* begin *
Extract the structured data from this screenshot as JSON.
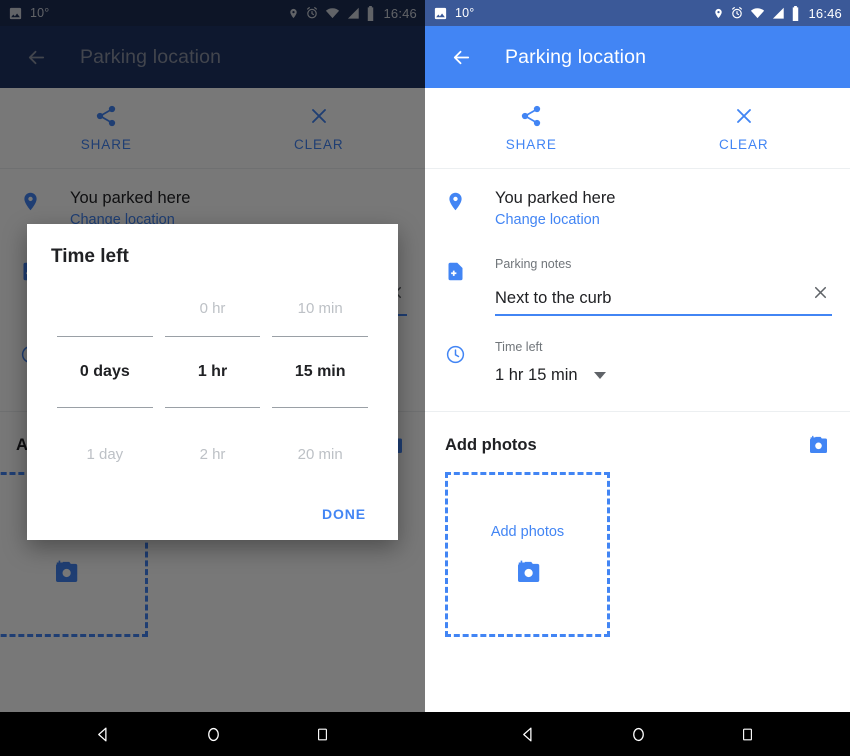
{
  "status_bar": {
    "temperature": "10°",
    "time": "16:46",
    "icons": [
      "image-icon",
      "location-pin-icon",
      "alarm-icon",
      "wifi-icon",
      "signal-icon",
      "battery-icon"
    ]
  },
  "app_bar": {
    "title": "Parking location",
    "back_icon": "back-arrow-icon"
  },
  "actions": [
    {
      "label": "SHARE",
      "icon": "share-icon"
    },
    {
      "label": "CLEAR",
      "icon": "close-icon"
    }
  ],
  "parked_row": {
    "icon": "location-pin-icon",
    "title": "You parked here",
    "link": "Change location"
  },
  "notes_row": {
    "icon": "note-add-icon",
    "label": "Parking notes",
    "value": "Next to the curb",
    "placeholder": "Parking notes",
    "clear_icon": "close-icon"
  },
  "time_row": {
    "icon": "clock-icon",
    "label": "Time left",
    "value": "1 hr 15 min",
    "caret_icon": "chevron-down-icon"
  },
  "photos": {
    "title": "Add photos",
    "add_icon": "add-a-photo-icon",
    "dropzone_label": "Add photos",
    "dropzone_icon": "add-a-photo-icon"
  },
  "dialog": {
    "title": "Time left",
    "columns": [
      {
        "above": "",
        "selected": "0 days",
        "below": "1 day"
      },
      {
        "above": "0 hr",
        "selected": "1 hr",
        "below": "2 hr"
      },
      {
        "above": "10 min",
        "selected": "15 min",
        "below": "20 min"
      }
    ],
    "done_label": "DONE"
  },
  "nav_bar": {
    "back_icon": "nav-back-triangle-icon",
    "home_icon": "nav-home-circle-icon",
    "recents_icon": "nav-recents-square-icon"
  },
  "colors": {
    "accent_blue": "#4285f4",
    "status_bar_blue": "#3b5998",
    "dim_app_bar": "#1f3464",
    "text_primary": "#202124",
    "text_secondary": "#70757a",
    "ghost_text": "#bdc1c6"
  }
}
* end *
> _TASK TO CARRY OUT_: Reproduce each line exactly, please, except for any pictures.

> _EXERCISE RESULT_:
Extract the structured data from this screenshot as JSON.
{
  "status_bar": {
    "temperature": "10°",
    "time": "16:46",
    "icons": [
      "image-icon",
      "location-pin-icon",
      "alarm-icon",
      "wifi-icon",
      "signal-icon",
      "battery-icon"
    ]
  },
  "app_bar": {
    "title": "Parking location",
    "back_icon": "back-arrow-icon"
  },
  "actions": [
    {
      "label": "SHARE",
      "icon": "share-icon"
    },
    {
      "label": "CLEAR",
      "icon": "close-icon"
    }
  ],
  "parked_row": {
    "icon": "location-pin-icon",
    "title": "You parked here",
    "link": "Change location"
  },
  "notes_row": {
    "icon": "note-add-icon",
    "label": "Parking notes",
    "value": "Next to the curb",
    "placeholder": "Parking notes",
    "clear_icon": "close-icon"
  },
  "time_row": {
    "icon": "clock-icon",
    "label": "Time left",
    "value": "1 hr 15 min",
    "caret_icon": "chevron-down-icon"
  },
  "photos": {
    "title": "Add photos",
    "add_icon": "add-a-photo-icon",
    "dropzone_label": "Add photos",
    "dropzone_icon": "add-a-photo-icon"
  },
  "dialog": {
    "title": "Time left",
    "columns": [
      {
        "above": "",
        "selected": "0 days",
        "below": "1 day"
      },
      {
        "above": "0 hr",
        "selected": "1 hr",
        "below": "2 hr"
      },
      {
        "above": "10 min",
        "selected": "15 min",
        "below": "20 min"
      }
    ],
    "done_label": "DONE"
  },
  "nav_bar": {
    "back_icon": "nav-back-triangle-icon",
    "home_icon": "nav-home-circle-icon",
    "recents_icon": "nav-recents-square-icon"
  },
  "colors": {
    "accent_blue": "#4285f4",
    "status_bar_blue": "#3b5998",
    "dim_app_bar": "#1f3464",
    "text_primary": "#202124",
    "text_secondary": "#70757a",
    "ghost_text": "#bdc1c6"
  }
}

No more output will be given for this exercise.